[Figure record extracts]
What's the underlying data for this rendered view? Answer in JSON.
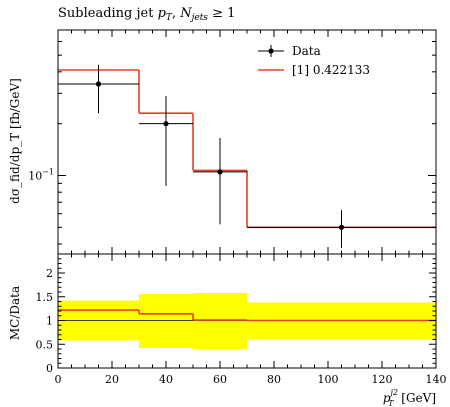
{
  "title": "Subleading jet p_T, N_jets ≥ 1",
  "title_parts": {
    "main": "Subleading jet ",
    "pvar": "p",
    "psub": "T",
    "sep": ", ",
    "nvar": "N",
    "nsub": "jets",
    "rel": " ≥ 1"
  },
  "ylabel_main": "dσ_fid/dp_T [fb/GeV]",
  "ylabel_ratio": "MC/Data",
  "xlabel": "p_T^j2 [GeV]",
  "xlabel_parts": {
    "var": "p",
    "sup": "j2",
    "sub": "T",
    "unit": " [GeV]"
  },
  "colors": {
    "data": "#000000",
    "mc": "#e8402a",
    "band": "#ffff00"
  },
  "chart_data": [
    {
      "type": "line",
      "title": "Subleading jet p_T, N_jets ≥ 1",
      "ylabel": "dσ_fid/dp_T [fb/GeV]",
      "yscale": "log",
      "xlim": [
        0,
        140
      ],
      "ylim": [
        0.035,
        0.7
      ],
      "y_tick_labels": [
        {
          "value": 0.1,
          "label": "10^-1"
        }
      ],
      "legend_position": "top-right",
      "series": [
        {
          "name": "Data",
          "kind": "points",
          "x": [
            15,
            40,
            60,
            105
          ],
          "y": [
            0.34,
            0.2,
            0.105,
            0.05
          ],
          "xerr": [
            [
              0,
              30
            ],
            [
              30,
              50
            ],
            [
              50,
              70
            ],
            [
              70,
              140
            ]
          ],
          "yerr_low": [
            0.23,
            0.087,
            0.052,
            0.038
          ],
          "yerr_high": [
            0.44,
            0.29,
            0.165,
            0.063
          ]
        },
        {
          "name": "[1] 0.422133",
          "kind": "histogram",
          "bins": [
            [
              0,
              30
            ],
            [
              30,
              50
            ],
            [
              50,
              70
            ],
            [
              70,
              140
            ]
          ],
          "values": [
            0.41,
            0.23,
            0.107,
            0.05
          ]
        }
      ]
    },
    {
      "type": "line",
      "ylabel": "MC/Data",
      "xlabel": "p_T^j2 [GeV]",
      "xlim": [
        0,
        140
      ],
      "ylim": [
        0,
        2.4
      ],
      "x_ticks": [
        0,
        20,
        40,
        60,
        80,
        100,
        120,
        140
      ],
      "y_ticks": [
        0,
        0.5,
        1,
        1.5,
        2
      ],
      "y_tick_labels": [
        "0",
        "0.5",
        "1",
        "1.5",
        "2"
      ],
      "reference_line": 1,
      "band": {
        "bins": [
          [
            0,
            30
          ],
          [
            30,
            50
          ],
          [
            50,
            70
          ],
          [
            70,
            140
          ]
        ],
        "low": [
          0.58,
          0.42,
          0.4,
          0.6
        ],
        "high": [
          1.42,
          1.56,
          1.58,
          1.38
        ]
      },
      "ratio": {
        "bins": [
          [
            0,
            30
          ],
          [
            30,
            50
          ],
          [
            50,
            70
          ],
          [
            70,
            140
          ]
        ],
        "values": [
          1.22,
          1.14,
          1.01,
          1.0
        ]
      }
    }
  ]
}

• _WRITTEN REQUEST_: Return the whole listing, word for word, and leave out every picture.

• _EXERCISE SOLUTION_:
What's the underlying data for this rendered view? Answer in JSON.
{
  "title": "Subleading jet p_T, N_jets ≥ 1",
  "title_parts": {
    "main": "Subleading jet ",
    "pvar": "p",
    "psub": "T",
    "sep": ", ",
    "nvar": "N",
    "nsub": "jets",
    "rel": " ≥ 1"
  },
  "ylabel_main": "dσ_fid/dp_T [fb/GeV]",
  "ylabel_ratio": "MC/Data",
  "xlabel": "p_T^j2 [GeV]",
  "xlabel_parts": {
    "var": "p",
    "sup": "j2",
    "sub": "T",
    "unit": " [GeV]"
  },
  "colors": {
    "data": "#000000",
    "mc": "#e8402a",
    "band": "#ffff00"
  },
  "chart_data": [
    {
      "type": "line",
      "title": "Subleading jet p_T, N_jets ≥ 1",
      "ylabel": "dσ_fid/dp_T [fb/GeV]",
      "yscale": "log",
      "xlim": [
        0,
        140
      ],
      "ylim": [
        0.035,
        0.7
      ],
      "y_tick_labels": [
        {
          "value": 0.1,
          "label": "10^-1"
        }
      ],
      "legend_position": "top-right",
      "series": [
        {
          "name": "Data",
          "kind": "points",
          "x": [
            15,
            40,
            60,
            105
          ],
          "y": [
            0.34,
            0.2,
            0.105,
            0.05
          ],
          "xerr": [
            [
              0,
              30
            ],
            [
              30,
              50
            ],
            [
              50,
              70
            ],
            [
              70,
              140
            ]
          ],
          "yerr_low": [
            0.23,
            0.087,
            0.052,
            0.038
          ],
          "yerr_high": [
            0.44,
            0.29,
            0.165,
            0.063
          ]
        },
        {
          "name": "[1] 0.422133",
          "kind": "histogram",
          "bins": [
            [
              0,
              30
            ],
            [
              30,
              50
            ],
            [
              50,
              70
            ],
            [
              70,
              140
            ]
          ],
          "values": [
            0.41,
            0.23,
            0.107,
            0.05
          ]
        }
      ]
    },
    {
      "type": "line",
      "ylabel": "MC/Data",
      "xlabel": "p_T^j2 [GeV]",
      "xlim": [
        0,
        140
      ],
      "ylim": [
        0,
        2.4
      ],
      "x_ticks": [
        0,
        20,
        40,
        60,
        80,
        100,
        120,
        140
      ],
      "y_ticks": [
        0,
        0.5,
        1,
        1.5,
        2
      ],
      "y_tick_labels": [
        "0",
        "0.5",
        "1",
        "1.5",
        "2"
      ],
      "reference_line": 1,
      "band": {
        "bins": [
          [
            0,
            30
          ],
          [
            30,
            50
          ],
          [
            50,
            70
          ],
          [
            70,
            140
          ]
        ],
        "low": [
          0.58,
          0.42,
          0.4,
          0.6
        ],
        "high": [
          1.42,
          1.56,
          1.58,
          1.38
        ]
      },
      "ratio": {
        "bins": [
          [
            0,
            30
          ],
          [
            30,
            50
          ],
          [
            50,
            70
          ],
          [
            70,
            140
          ]
        ],
        "values": [
          1.22,
          1.14,
          1.01,
          1.0
        ]
      }
    }
  ]
}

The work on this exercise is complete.